* _Exercise requirements_:
Find and return each line containing "experimental".

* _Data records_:
* * * * *

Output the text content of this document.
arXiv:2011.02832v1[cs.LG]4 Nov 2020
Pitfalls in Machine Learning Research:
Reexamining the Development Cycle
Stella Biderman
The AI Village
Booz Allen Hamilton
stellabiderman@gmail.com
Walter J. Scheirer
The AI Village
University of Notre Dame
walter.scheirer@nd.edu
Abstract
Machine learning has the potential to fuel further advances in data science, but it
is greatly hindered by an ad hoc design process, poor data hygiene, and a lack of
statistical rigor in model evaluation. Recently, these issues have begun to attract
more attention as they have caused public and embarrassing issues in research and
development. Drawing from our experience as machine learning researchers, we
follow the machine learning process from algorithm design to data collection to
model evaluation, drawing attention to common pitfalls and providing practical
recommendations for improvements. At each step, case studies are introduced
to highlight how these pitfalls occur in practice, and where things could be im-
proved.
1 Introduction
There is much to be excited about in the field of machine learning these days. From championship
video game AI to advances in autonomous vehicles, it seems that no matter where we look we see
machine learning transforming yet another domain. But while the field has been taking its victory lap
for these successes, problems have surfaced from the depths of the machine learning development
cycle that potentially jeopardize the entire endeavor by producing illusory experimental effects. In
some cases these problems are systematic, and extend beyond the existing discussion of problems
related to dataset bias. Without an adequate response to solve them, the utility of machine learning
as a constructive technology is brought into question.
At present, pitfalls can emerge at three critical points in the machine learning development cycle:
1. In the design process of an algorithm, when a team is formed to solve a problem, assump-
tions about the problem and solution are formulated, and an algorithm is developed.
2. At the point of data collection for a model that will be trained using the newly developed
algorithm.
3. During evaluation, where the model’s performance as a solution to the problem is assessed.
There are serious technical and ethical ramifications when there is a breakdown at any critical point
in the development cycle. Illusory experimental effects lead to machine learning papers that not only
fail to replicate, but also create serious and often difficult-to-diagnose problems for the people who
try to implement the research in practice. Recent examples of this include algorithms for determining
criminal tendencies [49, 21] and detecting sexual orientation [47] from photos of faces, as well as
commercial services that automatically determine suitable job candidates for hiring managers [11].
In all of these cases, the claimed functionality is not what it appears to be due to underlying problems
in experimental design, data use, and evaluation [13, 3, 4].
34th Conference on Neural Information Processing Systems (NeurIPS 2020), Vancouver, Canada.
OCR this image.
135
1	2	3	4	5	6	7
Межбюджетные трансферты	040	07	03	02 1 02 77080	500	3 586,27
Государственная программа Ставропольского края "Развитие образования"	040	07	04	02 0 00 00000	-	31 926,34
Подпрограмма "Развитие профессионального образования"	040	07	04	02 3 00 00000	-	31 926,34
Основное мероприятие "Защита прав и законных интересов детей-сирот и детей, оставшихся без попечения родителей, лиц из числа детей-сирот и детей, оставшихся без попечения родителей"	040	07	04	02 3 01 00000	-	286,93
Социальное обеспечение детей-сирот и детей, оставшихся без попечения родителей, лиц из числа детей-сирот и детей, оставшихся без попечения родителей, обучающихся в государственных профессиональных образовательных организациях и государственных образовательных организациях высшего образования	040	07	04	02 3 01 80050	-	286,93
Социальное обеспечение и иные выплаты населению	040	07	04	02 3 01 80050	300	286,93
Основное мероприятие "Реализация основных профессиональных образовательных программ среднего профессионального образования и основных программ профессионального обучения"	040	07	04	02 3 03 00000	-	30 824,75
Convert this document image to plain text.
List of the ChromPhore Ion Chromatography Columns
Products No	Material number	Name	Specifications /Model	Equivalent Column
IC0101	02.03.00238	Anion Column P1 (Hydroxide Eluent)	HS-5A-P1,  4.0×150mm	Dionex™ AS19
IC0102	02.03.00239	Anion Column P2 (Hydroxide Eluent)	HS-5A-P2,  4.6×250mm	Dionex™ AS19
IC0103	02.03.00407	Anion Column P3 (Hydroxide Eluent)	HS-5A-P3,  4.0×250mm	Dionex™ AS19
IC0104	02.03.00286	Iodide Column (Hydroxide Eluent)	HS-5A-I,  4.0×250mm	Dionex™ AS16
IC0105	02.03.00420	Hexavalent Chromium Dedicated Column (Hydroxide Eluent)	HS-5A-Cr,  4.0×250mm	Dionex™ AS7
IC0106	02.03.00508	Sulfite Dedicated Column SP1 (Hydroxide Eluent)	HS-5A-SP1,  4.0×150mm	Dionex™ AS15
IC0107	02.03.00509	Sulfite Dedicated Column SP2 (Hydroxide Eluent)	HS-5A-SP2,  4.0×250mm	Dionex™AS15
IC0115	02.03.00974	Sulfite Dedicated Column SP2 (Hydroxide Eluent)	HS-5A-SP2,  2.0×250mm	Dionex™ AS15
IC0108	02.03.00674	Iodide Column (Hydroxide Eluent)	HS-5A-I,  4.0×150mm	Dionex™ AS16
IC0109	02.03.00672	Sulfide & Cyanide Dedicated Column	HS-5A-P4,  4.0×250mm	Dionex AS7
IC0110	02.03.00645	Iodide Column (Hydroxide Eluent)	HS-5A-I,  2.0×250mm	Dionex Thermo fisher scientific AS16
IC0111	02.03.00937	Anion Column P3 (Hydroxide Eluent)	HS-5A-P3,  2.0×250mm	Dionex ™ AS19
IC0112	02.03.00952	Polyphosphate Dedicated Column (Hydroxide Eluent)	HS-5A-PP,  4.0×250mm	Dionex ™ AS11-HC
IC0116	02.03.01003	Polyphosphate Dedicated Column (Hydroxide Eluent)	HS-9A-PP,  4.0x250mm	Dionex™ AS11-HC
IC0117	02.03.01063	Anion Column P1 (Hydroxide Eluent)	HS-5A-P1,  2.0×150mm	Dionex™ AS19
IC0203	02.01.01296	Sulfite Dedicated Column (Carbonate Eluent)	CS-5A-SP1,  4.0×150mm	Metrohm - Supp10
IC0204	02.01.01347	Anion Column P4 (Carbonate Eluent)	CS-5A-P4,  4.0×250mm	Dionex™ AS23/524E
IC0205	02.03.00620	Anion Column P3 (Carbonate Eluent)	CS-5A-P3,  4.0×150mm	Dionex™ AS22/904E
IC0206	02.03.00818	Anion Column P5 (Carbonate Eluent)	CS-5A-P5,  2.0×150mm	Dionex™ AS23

* * * * *

* _Result below_:
cycle that potentially jeopardize the entire endeavor by producing illusory experimental effects. In
in the development cycle. Illusory experimental effects lead to machine learning papers that not only
in experimental design, data use, and evaluation [13, 3, 4].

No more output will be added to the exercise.